▶ [Problem details]: Skip the images and copy each record exactly as written.

── Extracted records ──

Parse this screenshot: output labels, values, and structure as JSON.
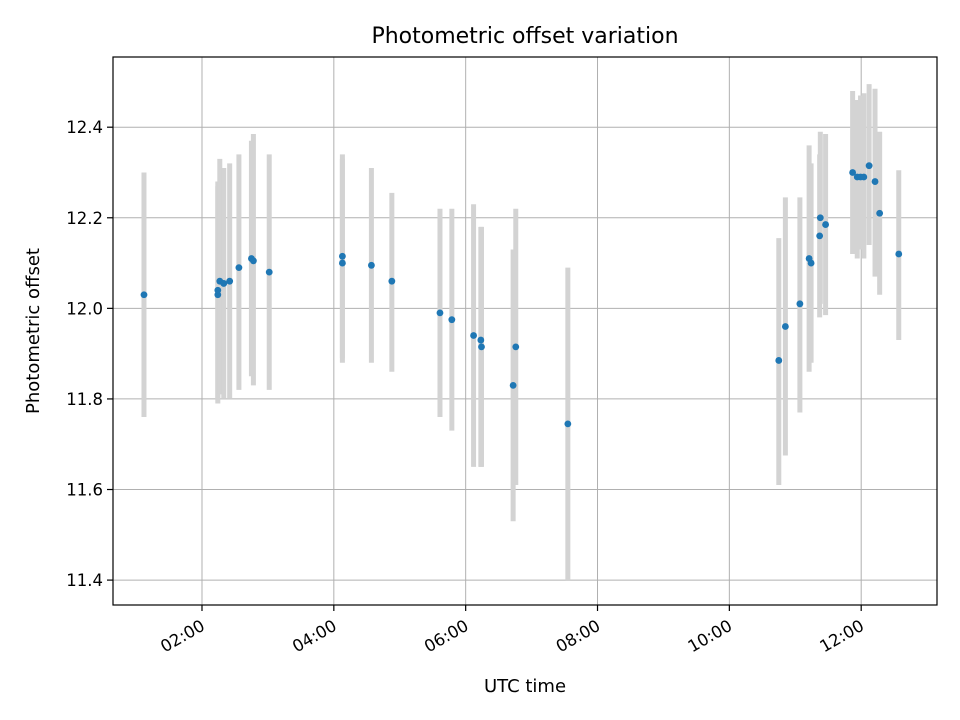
{
  "chart_data": {
    "type": "scatter",
    "title": "Photometric offset variation",
    "xlabel": "UTC time",
    "ylabel": "Photometric offset",
    "xlim_hours": [
      0.65,
      13.15
    ],
    "ylim": [
      11.345,
      12.555
    ],
    "grid": true,
    "x_ticks": [
      {
        "value": 2,
        "label": "02:00"
      },
      {
        "value": 4,
        "label": "04:00"
      },
      {
        "value": 6,
        "label": "06:00"
      },
      {
        "value": 8,
        "label": "08:00"
      },
      {
        "value": 10,
        "label": "10:00"
      },
      {
        "value": 12,
        "label": "12:00"
      }
    ],
    "y_ticks": [
      {
        "value": 11.4,
        "label": "11.4"
      },
      {
        "value": 11.6,
        "label": "11.6"
      },
      {
        "value": 11.8,
        "label": "11.8"
      },
      {
        "value": 12.0,
        "label": "12.0"
      },
      {
        "value": 12.2,
        "label": "12.2"
      },
      {
        "value": 12.4,
        "label": "12.4"
      }
    ],
    "colors": {
      "point": "#1f77b4",
      "errorbar": "#d3d3d3",
      "grid": "#b0b0b0"
    },
    "points": [
      {
        "t": 1.12,
        "y": 12.03,
        "lo": 11.76,
        "hi": 12.3
      },
      {
        "t": 2.24,
        "y": 12.03,
        "lo": 11.79,
        "hi": 12.28
      },
      {
        "t": 2.24,
        "y": 12.04,
        "lo": 11.8,
        "hi": 12.27
      },
      {
        "t": 2.27,
        "y": 12.06,
        "lo": 11.81,
        "hi": 12.33
      },
      {
        "t": 2.33,
        "y": 12.055,
        "lo": 11.8,
        "hi": 12.31
      },
      {
        "t": 2.42,
        "y": 12.06,
        "lo": 11.8,
        "hi": 12.32
      },
      {
        "t": 2.56,
        "y": 12.09,
        "lo": 11.82,
        "hi": 12.34
      },
      {
        "t": 2.75,
        "y": 12.11,
        "lo": 11.85,
        "hi": 12.37
      },
      {
        "t": 2.78,
        "y": 12.105,
        "lo": 11.83,
        "hi": 12.385
      },
      {
        "t": 3.02,
        "y": 12.08,
        "lo": 11.82,
        "hi": 12.34
      },
      {
        "t": 4.13,
        "y": 12.115,
        "lo": 11.89,
        "hi": 12.34
      },
      {
        "t": 4.13,
        "y": 12.1,
        "lo": 11.88,
        "hi": 12.33
      },
      {
        "t": 4.57,
        "y": 12.095,
        "lo": 11.88,
        "hi": 12.31
      },
      {
        "t": 4.88,
        "y": 12.06,
        "lo": 11.86,
        "hi": 12.255
      },
      {
        "t": 5.61,
        "y": 11.99,
        "lo": 11.76,
        "hi": 12.22
      },
      {
        "t": 5.79,
        "y": 11.975,
        "lo": 11.73,
        "hi": 12.22
      },
      {
        "t": 6.12,
        "y": 11.94,
        "lo": 11.65,
        "hi": 12.23
      },
      {
        "t": 6.23,
        "y": 11.93,
        "lo": 11.65,
        "hi": 12.18
      },
      {
        "t": 6.24,
        "y": 11.915,
        "lo": 11.65,
        "hi": 12.18
      },
      {
        "t": 6.72,
        "y": 11.83,
        "lo": 11.53,
        "hi": 12.13
      },
      {
        "t": 6.76,
        "y": 11.915,
        "lo": 11.61,
        "hi": 12.22
      },
      {
        "t": 7.55,
        "y": 11.745,
        "lo": 11.4,
        "hi": 12.09
      },
      {
        "t": 10.75,
        "y": 11.885,
        "lo": 11.61,
        "hi": 12.155
      },
      {
        "t": 10.85,
        "y": 11.96,
        "lo": 11.675,
        "hi": 12.245
      },
      {
        "t": 11.07,
        "y": 12.01,
        "lo": 11.77,
        "hi": 12.245
      },
      {
        "t": 11.21,
        "y": 12.11,
        "lo": 11.86,
        "hi": 12.36
      },
      {
        "t": 11.24,
        "y": 12.1,
        "lo": 11.88,
        "hi": 12.32
      },
      {
        "t": 11.37,
        "y": 12.16,
        "lo": 11.98,
        "hi": 12.34
      },
      {
        "t": 11.38,
        "y": 12.2,
        "lo": 12.01,
        "hi": 12.39
      },
      {
        "t": 11.46,
        "y": 12.185,
        "lo": 11.985,
        "hi": 12.385
      },
      {
        "t": 11.87,
        "y": 12.3,
        "lo": 12.12,
        "hi": 12.48
      },
      {
        "t": 11.94,
        "y": 12.29,
        "lo": 12.11,
        "hi": 12.46
      },
      {
        "t": 11.99,
        "y": 12.29,
        "lo": 12.13,
        "hi": 12.47
      },
      {
        "t": 12.04,
        "y": 12.29,
        "lo": 12.11,
        "hi": 12.475
      },
      {
        "t": 12.12,
        "y": 12.315,
        "lo": 12.14,
        "hi": 12.495
      },
      {
        "t": 12.21,
        "y": 12.28,
        "lo": 12.07,
        "hi": 12.485
      },
      {
        "t": 12.28,
        "y": 12.21,
        "lo": 12.03,
        "hi": 12.39
      },
      {
        "t": 12.57,
        "y": 12.12,
        "lo": 11.93,
        "hi": 12.305
      }
    ]
  }
}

───

▶ [Response]:
Parse this screenshot: output labels, values, and structure as JSON.
{
  "chart_data": {
    "type": "scatter",
    "title": "Photometric offset variation",
    "xlabel": "UTC time",
    "ylabel": "Photometric offset",
    "xlim_hours": [
      0.65,
      13.15
    ],
    "ylim": [
      11.345,
      12.555
    ],
    "grid": true,
    "x_ticks": [
      {
        "value": 2,
        "label": "02:00"
      },
      {
        "value": 4,
        "label": "04:00"
      },
      {
        "value": 6,
        "label": "06:00"
      },
      {
        "value": 8,
        "label": "08:00"
      },
      {
        "value": 10,
        "label": "10:00"
      },
      {
        "value": 12,
        "label": "12:00"
      }
    ],
    "y_ticks": [
      {
        "value": 11.4,
        "label": "11.4"
      },
      {
        "value": 11.6,
        "label": "11.6"
      },
      {
        "value": 11.8,
        "label": "11.8"
      },
      {
        "value": 12.0,
        "label": "12.0"
      },
      {
        "value": 12.2,
        "label": "12.2"
      },
      {
        "value": 12.4,
        "label": "12.4"
      }
    ],
    "colors": {
      "point": "#1f77b4",
      "errorbar": "#d3d3d3",
      "grid": "#b0b0b0"
    },
    "points": [
      {
        "t": 1.12,
        "y": 12.03,
        "lo": 11.76,
        "hi": 12.3
      },
      {
        "t": 2.24,
        "y": 12.03,
        "lo": 11.79,
        "hi": 12.28
      },
      {
        "t": 2.24,
        "y": 12.04,
        "lo": 11.8,
        "hi": 12.27
      },
      {
        "t": 2.27,
        "y": 12.06,
        "lo": 11.81,
        "hi": 12.33
      },
      {
        "t": 2.33,
        "y": 12.055,
        "lo": 11.8,
        "hi": 12.31
      },
      {
        "t": 2.42,
        "y": 12.06,
        "lo": 11.8,
        "hi": 12.32
      },
      {
        "t": 2.56,
        "y": 12.09,
        "lo": 11.82,
        "hi": 12.34
      },
      {
        "t": 2.75,
        "y": 12.11,
        "lo": 11.85,
        "hi": 12.37
      },
      {
        "t": 2.78,
        "y": 12.105,
        "lo": 11.83,
        "hi": 12.385
      },
      {
        "t": 3.02,
        "y": 12.08,
        "lo": 11.82,
        "hi": 12.34
      },
      {
        "t": 4.13,
        "y": 12.115,
        "lo": 11.89,
        "hi": 12.34
      },
      {
        "t": 4.13,
        "y": 12.1,
        "lo": 11.88,
        "hi": 12.33
      },
      {
        "t": 4.57,
        "y": 12.095,
        "lo": 11.88,
        "hi": 12.31
      },
      {
        "t": 4.88,
        "y": 12.06,
        "lo": 11.86,
        "hi": 12.255
      },
      {
        "t": 5.61,
        "y": 11.99,
        "lo": 11.76,
        "hi": 12.22
      },
      {
        "t": 5.79,
        "y": 11.975,
        "lo": 11.73,
        "hi": 12.22
      },
      {
        "t": 6.12,
        "y": 11.94,
        "lo": 11.65,
        "hi": 12.23
      },
      {
        "t": 6.23,
        "y": 11.93,
        "lo": 11.65,
        "hi": 12.18
      },
      {
        "t": 6.24,
        "y": 11.915,
        "lo": 11.65,
        "hi": 12.18
      },
      {
        "t": 6.72,
        "y": 11.83,
        "lo": 11.53,
        "hi": 12.13
      },
      {
        "t": 6.76,
        "y": 11.915,
        "lo": 11.61,
        "hi": 12.22
      },
      {
        "t": 7.55,
        "y": 11.745,
        "lo": 11.4,
        "hi": 12.09
      },
      {
        "t": 10.75,
        "y": 11.885,
        "lo": 11.61,
        "hi": 12.155
      },
      {
        "t": 10.85,
        "y": 11.96,
        "lo": 11.675,
        "hi": 12.245
      },
      {
        "t": 11.07,
        "y": 12.01,
        "lo": 11.77,
        "hi": 12.245
      },
      {
        "t": 11.21,
        "y": 12.11,
        "lo": 11.86,
        "hi": 12.36
      },
      {
        "t": 11.24,
        "y": 12.1,
        "lo": 11.88,
        "hi": 12.32
      },
      {
        "t": 11.37,
        "y": 12.16,
        "lo": 11.98,
        "hi": 12.34
      },
      {
        "t": 11.38,
        "y": 12.2,
        "lo": 12.01,
        "hi": 12.39
      },
      {
        "t": 11.46,
        "y": 12.185,
        "lo": 11.985,
        "hi": 12.385
      },
      {
        "t": 11.87,
        "y": 12.3,
        "lo": 12.12,
        "hi": 12.48
      },
      {
        "t": 11.94,
        "y": 12.29,
        "lo": 12.11,
        "hi": 12.46
      },
      {
        "t": 11.99,
        "y": 12.29,
        "lo": 12.13,
        "hi": 12.47
      },
      {
        "t": 12.04,
        "y": 12.29,
        "lo": 12.11,
        "hi": 12.475
      },
      {
        "t": 12.12,
        "y": 12.315,
        "lo": 12.14,
        "hi": 12.495
      },
      {
        "t": 12.21,
        "y": 12.28,
        "lo": 12.07,
        "hi": 12.485
      },
      {
        "t": 12.28,
        "y": 12.21,
        "lo": 12.03,
        "hi": 12.39
      },
      {
        "t": 12.57,
        "y": 12.12,
        "lo": 11.93,
        "hi": 12.305
      }
    ]
  }
}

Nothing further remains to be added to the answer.